§ APPLY WHAT YOU READ:
**A.** Reproduce the passage of the synestia text starting with "As the resulting" and going on through "than the Moon.".
**B.** According to the synestia text, who coined the term "synestia," and in what year?

§ SOURCE TEXT:
---
A synestia is a hypothesized structure for the debris field generated by the collision of planets: a rapidly spinning doughnut-shaped mass of vaporized rock. The term was coined in 2017 by Sarah T. Stewart-Mukhopadhyay, taken from Hestia, goddess of the hearth, combined with syn- meaning together. In computer simulations of giant impacts of rotating objects, a synestia can form if the total angular momentum is greater than the co-rotational limit. Beyond the co-rotational limit, the velocity at the equator of a body would exceed the orbital velocity.

In the case of a synestia, the result is an inner region rotating at a single rate with a loosely connected torus orbiting beyond it. Synestias also have differences in the mantles, both thermally and in their composition, from previous terrestrial evolution models due partially to a lower interior pressure.

== Composition ==
A synestia is composed of three primary components: the innermost area called the corotating region, a middle area called the transition region, and the area farthest out, known as the disk-like region. The corotating region rotates as a solid body. It is characterized by hot vapor and high entropy levels, as well as higher angular velocities.

The transition region is generally a continuous change between the corotating region and ring-like region. Here, in most simulations, the angular velocity and temperature follow a smooth gradient, both decreasing with radius. The temperature gradient is created by the mixture of hot vapor from the inner regions with colder condensed material from farther out. Given time this equilibrates into solely a vapor. This transitions into the disk-like region whose appearance can vary dramatically with different initial conditions for angular momentum, mass, and entropy.

== Giant-impact hypothesis ==
According to studies, synestia was an early-stage process for the formation of the Earth and Moon within the giant-impact hypothesis. In that model, a synestia formed following a collision with an object of high energy and high angular momentum. The synestia's surface temperatures are constrained by the boiling point of rock, around 2300 K).

As the resulting synestia cooled by radiating heat to space, magma droplets formed in its outer layers and then rained inward over a period of tens of years, causing the synestia to contract.
Mass remaining outside the Roche limit of the inner region accreted to form moonlets, and subsequently combined to form the Moon. The Earth re-formed later, once the synestia had cooled sufficiently to fall within the co-rotational limit. By this model, the Moon's having formed within a cloud of vapor that originated from the Earth is why its isotopic ratios are similar to those of the Earth. The later formation of the Earth (after the synestia cooled) accounts for its having accreted more volatile elements than the Moon.
---
§ STORED DATA:

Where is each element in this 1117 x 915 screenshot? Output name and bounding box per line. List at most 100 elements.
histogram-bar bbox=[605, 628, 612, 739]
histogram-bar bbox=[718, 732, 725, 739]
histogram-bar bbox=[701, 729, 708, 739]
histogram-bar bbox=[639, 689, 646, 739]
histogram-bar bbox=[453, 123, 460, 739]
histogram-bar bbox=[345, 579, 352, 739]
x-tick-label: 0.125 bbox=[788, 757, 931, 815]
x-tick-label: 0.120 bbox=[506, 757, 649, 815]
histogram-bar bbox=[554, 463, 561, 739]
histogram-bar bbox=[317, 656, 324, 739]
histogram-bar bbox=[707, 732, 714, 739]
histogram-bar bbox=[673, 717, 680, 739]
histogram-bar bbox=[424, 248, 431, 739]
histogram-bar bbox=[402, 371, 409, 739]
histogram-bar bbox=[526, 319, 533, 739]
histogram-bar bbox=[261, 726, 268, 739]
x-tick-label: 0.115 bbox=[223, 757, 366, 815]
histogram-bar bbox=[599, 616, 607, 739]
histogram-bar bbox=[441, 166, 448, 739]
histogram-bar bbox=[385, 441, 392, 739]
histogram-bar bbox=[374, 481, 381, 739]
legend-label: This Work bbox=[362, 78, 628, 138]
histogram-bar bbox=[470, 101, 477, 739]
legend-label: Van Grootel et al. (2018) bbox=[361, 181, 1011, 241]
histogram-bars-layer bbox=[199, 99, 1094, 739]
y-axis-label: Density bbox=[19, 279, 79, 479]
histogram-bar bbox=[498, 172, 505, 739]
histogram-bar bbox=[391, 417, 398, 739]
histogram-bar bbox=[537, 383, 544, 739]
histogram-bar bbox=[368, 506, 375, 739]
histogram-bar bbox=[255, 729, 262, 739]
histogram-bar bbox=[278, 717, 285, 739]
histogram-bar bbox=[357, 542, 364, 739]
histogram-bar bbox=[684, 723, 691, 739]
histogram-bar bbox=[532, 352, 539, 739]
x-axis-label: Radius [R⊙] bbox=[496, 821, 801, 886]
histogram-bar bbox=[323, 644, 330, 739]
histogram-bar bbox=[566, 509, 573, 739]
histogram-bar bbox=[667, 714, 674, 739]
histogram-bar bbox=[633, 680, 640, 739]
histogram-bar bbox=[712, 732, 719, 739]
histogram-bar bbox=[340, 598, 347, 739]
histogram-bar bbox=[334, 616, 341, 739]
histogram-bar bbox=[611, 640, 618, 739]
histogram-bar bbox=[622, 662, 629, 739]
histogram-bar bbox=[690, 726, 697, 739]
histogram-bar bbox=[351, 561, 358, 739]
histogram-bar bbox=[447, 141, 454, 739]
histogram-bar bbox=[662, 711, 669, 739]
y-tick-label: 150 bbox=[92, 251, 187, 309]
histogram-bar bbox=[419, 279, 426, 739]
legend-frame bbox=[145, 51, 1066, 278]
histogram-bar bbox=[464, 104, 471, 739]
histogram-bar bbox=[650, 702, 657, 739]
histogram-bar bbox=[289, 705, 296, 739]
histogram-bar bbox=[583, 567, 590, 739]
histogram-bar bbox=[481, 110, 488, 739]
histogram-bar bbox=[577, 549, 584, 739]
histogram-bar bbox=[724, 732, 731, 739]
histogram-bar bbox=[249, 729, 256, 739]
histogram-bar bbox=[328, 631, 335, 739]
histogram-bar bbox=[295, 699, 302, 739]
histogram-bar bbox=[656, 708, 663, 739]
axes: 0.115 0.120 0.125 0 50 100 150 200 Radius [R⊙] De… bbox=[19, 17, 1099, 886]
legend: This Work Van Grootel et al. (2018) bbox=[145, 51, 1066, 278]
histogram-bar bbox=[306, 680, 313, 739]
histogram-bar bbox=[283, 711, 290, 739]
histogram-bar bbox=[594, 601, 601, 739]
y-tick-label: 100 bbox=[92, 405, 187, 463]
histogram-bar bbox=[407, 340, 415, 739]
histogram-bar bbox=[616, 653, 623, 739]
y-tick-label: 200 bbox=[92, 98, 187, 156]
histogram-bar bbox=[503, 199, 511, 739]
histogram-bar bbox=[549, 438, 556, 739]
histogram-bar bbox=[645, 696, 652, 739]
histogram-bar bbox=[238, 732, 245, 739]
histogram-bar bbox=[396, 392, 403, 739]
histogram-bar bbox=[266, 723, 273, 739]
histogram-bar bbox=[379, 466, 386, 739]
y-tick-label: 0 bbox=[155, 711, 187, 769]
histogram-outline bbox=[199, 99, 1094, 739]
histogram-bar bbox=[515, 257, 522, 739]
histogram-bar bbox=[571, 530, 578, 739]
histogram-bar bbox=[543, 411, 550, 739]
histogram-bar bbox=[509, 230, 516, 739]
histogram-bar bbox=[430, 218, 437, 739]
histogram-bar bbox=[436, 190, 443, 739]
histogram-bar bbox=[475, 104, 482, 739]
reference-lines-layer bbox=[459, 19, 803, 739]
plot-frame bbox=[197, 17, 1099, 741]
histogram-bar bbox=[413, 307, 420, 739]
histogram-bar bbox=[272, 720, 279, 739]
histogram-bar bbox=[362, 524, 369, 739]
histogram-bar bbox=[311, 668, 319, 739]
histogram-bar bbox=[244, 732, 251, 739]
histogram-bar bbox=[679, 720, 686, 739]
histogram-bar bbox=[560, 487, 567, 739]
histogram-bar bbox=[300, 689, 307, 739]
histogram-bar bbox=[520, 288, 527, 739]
---
§ TASK ANSWERS:
**A.**
As the resulting synestia cooled by radiating heat to space, magma droplets formed in its outer layers and then rained inward over a period of tens of years, causing the synestia to contract.
Mass remaining outside the Roche limit of the inner region accreted to form moonlets, and subsequently combined to form the Moon. The Earth re-formed later, once the synestia had cooled sufficiently to fall within the co-rotational limit. By this model, the Moon's having formed within a cloud of vapor that originated from the Earth is why its isotopic ratios are similar to those of the Earth. The later formation of the Earth (after the synestia cooled) accounts for its having accreted more volatile elements than the Moon.

**B.** Sarah T. Stewart-Mukhopadhyay coined it in 2017.